## Collection entries:

** START **

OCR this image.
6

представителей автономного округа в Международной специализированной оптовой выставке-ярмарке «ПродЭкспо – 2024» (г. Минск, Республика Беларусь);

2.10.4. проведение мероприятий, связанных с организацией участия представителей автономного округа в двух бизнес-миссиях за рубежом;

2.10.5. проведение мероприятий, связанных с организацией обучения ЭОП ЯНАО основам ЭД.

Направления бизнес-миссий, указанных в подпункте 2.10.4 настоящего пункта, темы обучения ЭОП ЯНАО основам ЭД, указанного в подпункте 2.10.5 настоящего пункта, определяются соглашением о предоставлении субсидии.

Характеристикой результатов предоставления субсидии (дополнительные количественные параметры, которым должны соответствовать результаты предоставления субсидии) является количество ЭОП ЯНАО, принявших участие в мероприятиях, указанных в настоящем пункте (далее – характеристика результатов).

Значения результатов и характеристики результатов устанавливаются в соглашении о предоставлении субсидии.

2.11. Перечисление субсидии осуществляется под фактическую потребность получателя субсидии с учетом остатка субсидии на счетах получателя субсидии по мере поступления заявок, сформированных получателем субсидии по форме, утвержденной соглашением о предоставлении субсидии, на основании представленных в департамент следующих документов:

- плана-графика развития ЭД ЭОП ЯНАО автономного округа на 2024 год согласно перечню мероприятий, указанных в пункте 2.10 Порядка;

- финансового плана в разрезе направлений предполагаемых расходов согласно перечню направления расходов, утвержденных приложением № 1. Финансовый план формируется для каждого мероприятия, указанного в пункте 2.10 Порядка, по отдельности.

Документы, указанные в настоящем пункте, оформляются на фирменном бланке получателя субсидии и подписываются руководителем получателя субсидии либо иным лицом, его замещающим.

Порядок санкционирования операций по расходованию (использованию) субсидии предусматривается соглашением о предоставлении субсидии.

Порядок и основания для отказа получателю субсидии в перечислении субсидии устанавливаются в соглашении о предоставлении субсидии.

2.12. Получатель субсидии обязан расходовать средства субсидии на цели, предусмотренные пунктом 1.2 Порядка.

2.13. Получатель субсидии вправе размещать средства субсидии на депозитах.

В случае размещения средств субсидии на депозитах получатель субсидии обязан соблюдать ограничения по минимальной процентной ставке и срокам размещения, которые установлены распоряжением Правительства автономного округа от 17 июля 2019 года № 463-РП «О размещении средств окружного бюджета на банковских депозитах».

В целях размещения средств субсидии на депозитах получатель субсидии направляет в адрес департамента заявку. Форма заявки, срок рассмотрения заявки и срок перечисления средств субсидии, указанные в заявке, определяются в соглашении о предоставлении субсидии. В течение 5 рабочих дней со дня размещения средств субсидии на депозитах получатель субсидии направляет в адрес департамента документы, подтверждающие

** END **

## Request:
Restate the whole listing exactly, leaving out nothing.

## Written response:
OCR this image.
6

представителей автономного округа в Международной специализированной оптовой выставке-ярмарке «ПродЭкспо – 2024» (г. Минск, Республика Беларусь);

2.10.4. проведение мероприятий, связанных с организацией участия представителей автономного округа в двух бизнес-миссиях за рубежом;

2.10.5. проведение мероприятий, связанных с организацией обучения ЭОП ЯНАО основам ЭД.

Направления бизнес-миссий, указанных в подпункте 2.10.4 настоящего пункта, темы обучения ЭОП ЯНАО основам ЭД, указанного в подпункте 2.10.5 настоящего пункта, определяются соглашением о предоставлении субсидии.

Характеристикой результатов предоставления субсидии (дополнительные количественные параметры, которым должны соответствовать результаты предоставления субсидии) является количество ЭОП ЯНАО, принявших участие в мероприятиях, указанных в настоящем пункте (далее – характеристика результатов).

Значения результатов и характеристики результатов устанавливаются в соглашении о предоставлении субсидии.

2.11. Перечисление субсидии осуществляется под фактическую потребность получателя субсидии с учетом остатка субсидии на счетах получателя субсидии по мере поступления заявок, сформированных получателем субсидии по форме, утвержденной соглашением о предоставлении субсидии, на основании представленных в департамент следующих документов:

- плана-графика развития ЭД ЭОП ЯНАО автономного округа на 2024 год согласно перечню мероприятий, указанных в пункте 2.10 Порядка;

- финансового плана в разрезе направлений предполагаемых расходов согласно перечню направления расходов, утвержденных приложением № 1. Финансовый план формируется для каждого мероприятия, указанного в пункте 2.10 Порядка, по отдельности.

Документы, указанные в настоящем пункте, оформляются на фирменном бланке получателя субсидии и подписываются руководителем получателя субсидии либо иным лицом, его замещающим.

Порядок санкционирования операций по расходованию (использованию) субсидии предусматривается соглашением о предоставлении субсидии.

Порядок и основания для отказа получателю субсидии в перечислении субсидии устанавливаются в соглашении о предоставлении субсидии.

2.12. Получатель субсидии обязан расходовать средства субсидии на цели, предусмотренные пунктом 1.2 Порядка.

2.13. Получатель субсидии вправе размещать средства субсидии на депозитах.

В случае размещения средств субсидии на депозитах получатель субсидии обязан соблюдать ограничения по минимальной процентной ставке и срокам размещения, которые установлены распоряжением Правительства автономного округа от 17 июля 2019 года № 463-РП «О размещении средств окружного бюджета на банковских депозитах».

В целях размещения средств субсидии на депозитах получатель субсидии направляет в адрес департамента заявку. Форма заявки, срок рассмотрения заявки и срок перечисления средств субсидии, указанные в заявке, определяются в соглашении о предоставлении субсидии. В течение 5 рабочих дней со дня размещения средств субсидии на депозитах получатель субсидии направляет в адрес департамента документы, подтверждающие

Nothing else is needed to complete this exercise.